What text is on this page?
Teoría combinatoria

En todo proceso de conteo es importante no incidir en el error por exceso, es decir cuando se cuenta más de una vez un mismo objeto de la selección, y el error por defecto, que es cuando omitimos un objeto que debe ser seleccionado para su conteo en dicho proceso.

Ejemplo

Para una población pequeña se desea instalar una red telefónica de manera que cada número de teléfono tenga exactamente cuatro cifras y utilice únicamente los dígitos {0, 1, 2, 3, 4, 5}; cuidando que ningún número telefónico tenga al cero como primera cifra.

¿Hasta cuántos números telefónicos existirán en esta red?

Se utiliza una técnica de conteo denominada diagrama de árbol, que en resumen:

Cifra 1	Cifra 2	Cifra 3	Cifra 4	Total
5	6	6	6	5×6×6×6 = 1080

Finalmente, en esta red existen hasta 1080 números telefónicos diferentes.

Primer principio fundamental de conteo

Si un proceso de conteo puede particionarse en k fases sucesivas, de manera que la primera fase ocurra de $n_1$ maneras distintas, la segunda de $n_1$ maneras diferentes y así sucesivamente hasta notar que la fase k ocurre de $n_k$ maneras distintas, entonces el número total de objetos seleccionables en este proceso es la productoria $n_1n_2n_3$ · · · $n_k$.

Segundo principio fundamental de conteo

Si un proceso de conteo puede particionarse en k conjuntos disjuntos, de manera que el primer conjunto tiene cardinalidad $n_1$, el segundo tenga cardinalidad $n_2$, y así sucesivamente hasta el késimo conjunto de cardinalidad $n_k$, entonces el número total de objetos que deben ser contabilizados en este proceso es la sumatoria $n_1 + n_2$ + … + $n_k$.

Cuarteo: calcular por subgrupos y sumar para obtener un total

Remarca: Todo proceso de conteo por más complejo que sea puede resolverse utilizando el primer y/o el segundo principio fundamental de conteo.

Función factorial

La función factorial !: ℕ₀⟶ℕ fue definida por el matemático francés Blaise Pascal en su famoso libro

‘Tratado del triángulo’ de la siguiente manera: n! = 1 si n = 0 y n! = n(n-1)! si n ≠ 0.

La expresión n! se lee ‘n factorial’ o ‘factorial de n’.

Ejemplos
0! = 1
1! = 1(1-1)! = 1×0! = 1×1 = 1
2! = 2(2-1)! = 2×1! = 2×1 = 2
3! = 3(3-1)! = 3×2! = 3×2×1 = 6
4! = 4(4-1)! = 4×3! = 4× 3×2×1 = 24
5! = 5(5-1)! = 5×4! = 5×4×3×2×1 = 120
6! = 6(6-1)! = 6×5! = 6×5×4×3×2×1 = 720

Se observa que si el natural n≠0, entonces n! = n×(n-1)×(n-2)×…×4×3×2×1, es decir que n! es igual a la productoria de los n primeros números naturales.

What to produce: Restate each entry exactly, skipping none.

Response:
What text is on this page?
Teoría combinatoria

En todo proceso de conteo es importante no incidir en el error por exceso, es decir cuando se cuenta más de una vez un mismo objeto de la selección, y el error por defecto, que es cuando omitimos un objeto que debe ser seleccionado para su conteo en dicho proceso.

Ejemplo

Para una población pequeña se desea instalar una red telefónica de manera que cada número de teléfono tenga exactamente cuatro cifras y utilice únicamente los dígitos {0, 1, 2, 3, 4, 5}; cuidando que ningún número telefónico tenga al cero como primera cifra.

¿Hasta cuántos números telefónicos existirán en esta red?

Se utiliza una técnica de conteo denominada diagrama de árbol, que en resumen:

Cifra 1	Cifra 2	Cifra 3	Cifra 4	Total
5	6	6	6	5×6×6×6 = 1080

Finalmente, en esta red existen hasta 1080 números telefónicos diferentes.

Primer principio fundamental de conteo

Si un proceso de conteo puede particionarse en k fases sucesivas, de manera que la primera fase ocurra de $n_1$ maneras distintas, la segunda de $n_1$ maneras diferentes y así sucesivamente hasta notar que la fase k ocurre de $n_k$ maneras distintas, entonces el número total de objetos seleccionables en este proceso es la productoria $n_1n_2n_3$ · · · $n_k$.

Segundo principio fundamental de conteo

Si un proceso de conteo puede particionarse en k conjuntos disjuntos, de manera que el primer conjunto tiene cardinalidad $n_1$, el segundo tenga cardinalidad $n_2$, y así sucesivamente hasta el késimo conjunto de cardinalidad $n_k$, entonces el número total de objetos que deben ser contabilizados en este proceso es la sumatoria $n_1 + n_2$ + … + $n_k$.

Cuarteo: calcular por subgrupos y sumar para obtener un total

Remarca: Todo proceso de conteo por más complejo que sea puede resolverse utilizando el primer y/o el segundo principio fundamental de conteo.

Función factorial

La función factorial !: ℕ₀⟶ℕ fue definida por el matemático francés Blaise Pascal en su famoso libro

‘Tratado del triángulo’ de la siguiente manera: n! = 1 si n = 0 y n! = n(n-1)! si n ≠ 0.

La expresión n! se lee ‘n factorial’ o ‘factorial de n’.

Ejemplos
0! = 1
1! = 1(1-1)! = 1×0! = 1×1 = 1
2! = 2(2-1)! = 2×1! = 2×1 = 2
3! = 3(3-1)! = 3×2! = 3×2×1 = 6
4! = 4(4-1)! = 4×3! = 4× 3×2×1 = 24
5! = 5(5-1)! = 5×4! = 5×4×3×2×1 = 120
6! = 6(6-1)! = 6×5! = 6×5×4×3×2×1 = 720

Se observa que si el natural n≠0, entonces n! = n×(n-1)×(n-2)×…×4×3×2×1, es decir que n! es igual a la productoria de los n primeros números naturales.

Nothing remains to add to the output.